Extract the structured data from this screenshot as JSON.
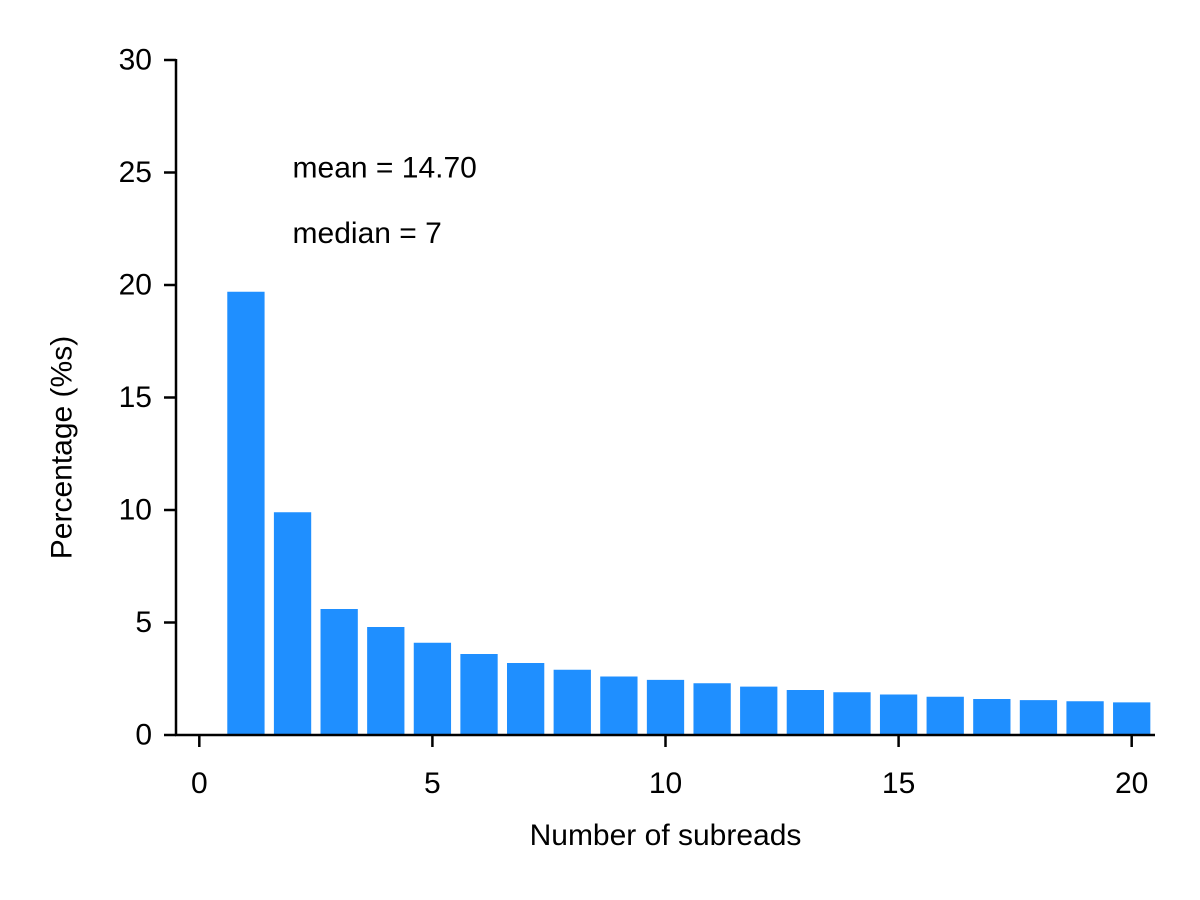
{
  "chart_data": {
    "type": "bar",
    "x": [
      1,
      2,
      3,
      4,
      5,
      6,
      7,
      8,
      9,
      10,
      11,
      12,
      13,
      14,
      15,
      16,
      17,
      18,
      19,
      20
    ],
    "values": [
      19.7,
      9.9,
      5.6,
      4.8,
      4.1,
      3.6,
      3.2,
      2.9,
      2.6,
      2.45,
      2.3,
      2.15,
      2.0,
      1.9,
      1.8,
      1.7,
      1.6,
      1.55,
      1.5,
      1.45
    ],
    "xlabel": "Number of subreads",
    "ylabel": "Percentage (%s)",
    "xlim": [
      -0.5,
      20.5
    ],
    "ylim": [
      0,
      30
    ],
    "xticks": [
      0,
      5,
      10,
      15,
      20
    ],
    "xtick_labels": [
      "0",
      "5",
      "10",
      "15",
      "20"
    ],
    "yticks": [
      0,
      5,
      10,
      15,
      20,
      25,
      30
    ],
    "ytick_labels": [
      "0",
      "5",
      "10",
      "15",
      "20",
      "25",
      "30"
    ],
    "annotations": [
      {
        "text": "mean = 14.70",
        "x": 2,
        "y": 25.2
      },
      {
        "text": "median = 7",
        "x": 2,
        "y": 22.3
      }
    ],
    "bar_color": "#1f8fff",
    "grid": false,
    "spines": [
      "left",
      "bottom"
    ]
  }
}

--------------------

Request >> Your copy should match the records word for word, with the pictures removed.

Full solution >>
Extract the structured data from this screenshot as JSON.
{
  "chart_data": {
    "type": "bar",
    "x": [
      1,
      2,
      3,
      4,
      5,
      6,
      7,
      8,
      9,
      10,
      11,
      12,
      13,
      14,
      15,
      16,
      17,
      18,
      19,
      20
    ],
    "values": [
      19.7,
      9.9,
      5.6,
      4.8,
      4.1,
      3.6,
      3.2,
      2.9,
      2.6,
      2.45,
      2.3,
      2.15,
      2.0,
      1.9,
      1.8,
      1.7,
      1.6,
      1.55,
      1.5,
      1.45
    ],
    "xlabel": "Number of subreads",
    "ylabel": "Percentage (%s)",
    "xlim": [
      -0.5,
      20.5
    ],
    "ylim": [
      0,
      30
    ],
    "xticks": [
      0,
      5,
      10,
      15,
      20
    ],
    "xtick_labels": [
      "0",
      "5",
      "10",
      "15",
      "20"
    ],
    "yticks": [
      0,
      5,
      10,
      15,
      20,
      25,
      30
    ],
    "ytick_labels": [
      "0",
      "5",
      "10",
      "15",
      "20",
      "25",
      "30"
    ],
    "annotations": [
      {
        "text": "mean = 14.70",
        "x": 2,
        "y": 25.2
      },
      {
        "text": "median = 7",
        "x": 2,
        "y": 22.3
      }
    ],
    "bar_color": "#1f8fff",
    "grid": false,
    "spines": [
      "left",
      "bottom"
    ]
  }
}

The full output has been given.